Exercise.
Output every record below exactly as it appears.
BEGIN Given entries
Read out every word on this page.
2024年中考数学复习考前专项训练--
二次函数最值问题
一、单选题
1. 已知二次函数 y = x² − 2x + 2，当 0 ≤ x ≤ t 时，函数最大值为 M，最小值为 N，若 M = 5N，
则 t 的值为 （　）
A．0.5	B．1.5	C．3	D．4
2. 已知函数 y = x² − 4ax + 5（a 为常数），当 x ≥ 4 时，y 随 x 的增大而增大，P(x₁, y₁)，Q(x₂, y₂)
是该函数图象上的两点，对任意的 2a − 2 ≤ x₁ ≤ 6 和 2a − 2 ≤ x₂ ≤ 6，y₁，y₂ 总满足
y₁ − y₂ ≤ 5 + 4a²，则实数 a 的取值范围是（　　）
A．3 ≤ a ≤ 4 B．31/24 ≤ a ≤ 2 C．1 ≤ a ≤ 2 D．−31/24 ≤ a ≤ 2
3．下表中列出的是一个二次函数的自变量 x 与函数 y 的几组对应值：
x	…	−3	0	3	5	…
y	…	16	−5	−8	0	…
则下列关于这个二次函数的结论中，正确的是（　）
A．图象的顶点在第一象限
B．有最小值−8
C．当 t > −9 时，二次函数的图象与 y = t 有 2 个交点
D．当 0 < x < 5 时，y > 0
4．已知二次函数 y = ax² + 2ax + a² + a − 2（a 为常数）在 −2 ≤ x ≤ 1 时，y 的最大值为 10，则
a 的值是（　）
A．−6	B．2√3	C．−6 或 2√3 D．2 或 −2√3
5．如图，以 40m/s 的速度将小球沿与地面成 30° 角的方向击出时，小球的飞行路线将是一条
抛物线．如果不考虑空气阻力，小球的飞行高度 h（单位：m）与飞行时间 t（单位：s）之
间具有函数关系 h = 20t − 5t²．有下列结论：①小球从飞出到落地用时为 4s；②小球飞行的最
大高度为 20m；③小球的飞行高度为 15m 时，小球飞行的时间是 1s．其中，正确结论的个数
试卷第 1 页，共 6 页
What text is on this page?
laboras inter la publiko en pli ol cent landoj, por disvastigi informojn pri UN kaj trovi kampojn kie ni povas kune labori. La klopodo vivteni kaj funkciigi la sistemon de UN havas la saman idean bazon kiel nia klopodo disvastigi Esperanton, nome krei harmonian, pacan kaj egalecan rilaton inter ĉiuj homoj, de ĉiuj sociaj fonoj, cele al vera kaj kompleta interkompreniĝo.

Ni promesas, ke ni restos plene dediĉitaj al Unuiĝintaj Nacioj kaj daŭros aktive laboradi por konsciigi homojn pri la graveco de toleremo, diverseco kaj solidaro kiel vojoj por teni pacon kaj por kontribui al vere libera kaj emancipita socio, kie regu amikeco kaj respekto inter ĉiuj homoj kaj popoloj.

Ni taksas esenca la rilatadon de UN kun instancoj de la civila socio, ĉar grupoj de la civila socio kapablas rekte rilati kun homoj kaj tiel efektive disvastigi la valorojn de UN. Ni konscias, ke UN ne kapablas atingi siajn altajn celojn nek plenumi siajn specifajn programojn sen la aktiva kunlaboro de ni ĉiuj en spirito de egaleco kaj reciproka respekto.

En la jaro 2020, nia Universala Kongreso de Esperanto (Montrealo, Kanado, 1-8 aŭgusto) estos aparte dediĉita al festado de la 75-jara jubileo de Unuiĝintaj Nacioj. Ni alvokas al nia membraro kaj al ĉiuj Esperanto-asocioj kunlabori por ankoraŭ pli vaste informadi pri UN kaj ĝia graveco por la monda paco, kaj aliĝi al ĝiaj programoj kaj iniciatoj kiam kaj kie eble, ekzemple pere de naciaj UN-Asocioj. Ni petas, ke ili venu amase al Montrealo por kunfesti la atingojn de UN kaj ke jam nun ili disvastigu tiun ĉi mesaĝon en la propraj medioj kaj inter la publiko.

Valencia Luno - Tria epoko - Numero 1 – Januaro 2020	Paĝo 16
END Given entries
Correct result.
Read out every word on this page.
2024年中考数学复习考前专项训练--
二次函数最值问题
一、单选题
1. 已知二次函数 y = x² − 2x + 2，当 0 ≤ x ≤ t 时，函数最大值为 M，最小值为 N，若 M = 5N，
则 t 的值为 （　）
A．0.5	B．1.5	C．3	D．4
2. 已知函数 y = x² − 4ax + 5（a 为常数），当 x ≥ 4 时，y 随 x 的增大而增大，P(x₁, y₁)，Q(x₂, y₂)
是该函数图象上的两点，对任意的 2a − 2 ≤ x₁ ≤ 6 和 2a − 2 ≤ x₂ ≤ 6，y₁，y₂ 总满足
y₁ − y₂ ≤ 5 + 4a²，则实数 a 的取值范围是（　　）
A．3 ≤ a ≤ 4 B．31/24 ≤ a ≤ 2 C．1 ≤ a ≤ 2 D．−31/24 ≤ a ≤ 2
3．下表中列出的是一个二次函数的自变量 x 与函数 y 的几组对应值：
x	…	−3	0	3	5	…
y	…	16	−5	−8	0	…
则下列关于这个二次函数的结论中，正确的是（　）
A．图象的顶点在第一象限
B．有最小值−8
C．当 t > −9 时，二次函数的图象与 y = t 有 2 个交点
D．当 0 < x < 5 时，y > 0
4．已知二次函数 y = ax² + 2ax + a² + a − 2（a 为常数）在 −2 ≤ x ≤ 1 时，y 的最大值为 10，则
a 的值是（　）
A．−6	B．2√3	C．−6 或 2√3 D．2 或 −2√3
5．如图，以 40m/s 的速度将小球沿与地面成 30° 角的方向击出时，小球的飞行路线将是一条
抛物线．如果不考虑空气阻力，小球的飞行高度 h（单位：m）与飞行时间 t（单位：s）之
间具有函数关系 h = 20t − 5t²．有下列结论：①小球从飞出到落地用时为 4s；②小球飞行的最
大高度为 20m；③小球的飞行高度为 15m 时，小球飞行的时间是 1s．其中，正确结论的个数
试卷第 1 页，共 6 页
What text is on this page?
laboras inter la publiko en pli ol cent landoj, por disvastigi informojn pri UN kaj trovi kampojn kie ni povas kune labori. La klopodo vivteni kaj funkciigi la sistemon de UN havas la saman idean bazon kiel nia klopodo disvastigi Esperanton, nome krei harmonian, pacan kaj egalecan rilaton inter ĉiuj homoj, de ĉiuj sociaj fonoj, cele al vera kaj kompleta interkompreniĝo.

Ni promesas, ke ni restos plene dediĉitaj al Unuiĝintaj Nacioj kaj daŭros aktive laboradi por konsciigi homojn pri la graveco de toleremo, diverseco kaj solidaro kiel vojoj por teni pacon kaj por kontribui al vere libera kaj emancipita socio, kie regu amikeco kaj respekto inter ĉiuj homoj kaj popoloj.

Ni taksas esenca la rilatadon de UN kun instancoj de la civila socio, ĉar grupoj de la civila socio kapablas rekte rilati kun homoj kaj tiel efektive disvastigi la valorojn de UN. Ni konscias, ke UN ne kapablas atingi siajn altajn celojn nek plenumi siajn specifajn programojn sen la aktiva kunlaboro de ni ĉiuj en spirito de egaleco kaj reciproka respekto.

En la jaro 2020, nia Universala Kongreso de Esperanto (Montrealo, Kanado, 1-8 aŭgusto) estos aparte dediĉita al festado de la 75-jara jubileo de Unuiĝintaj Nacioj. Ni alvokas al nia membraro kaj al ĉiuj Esperanto-asocioj kunlabori por ankoraŭ pli vaste informadi pri UN kaj ĝia graveco por la monda paco, kaj aliĝi al ĝiaj programoj kaj iniciatoj kiam kaj kie eble, ekzemple pere de naciaj UN-Asocioj. Ni petas, ke ili venu amase al Montrealo por kunfesti la atingojn de UN kaj ke jam nun ili disvastigu tiun ĉi mesaĝon en la propraj medioj kaj inter la publiko.

Valencia Luno - Tria epoko - Numero 1 – Januaro 2020	Paĝo 16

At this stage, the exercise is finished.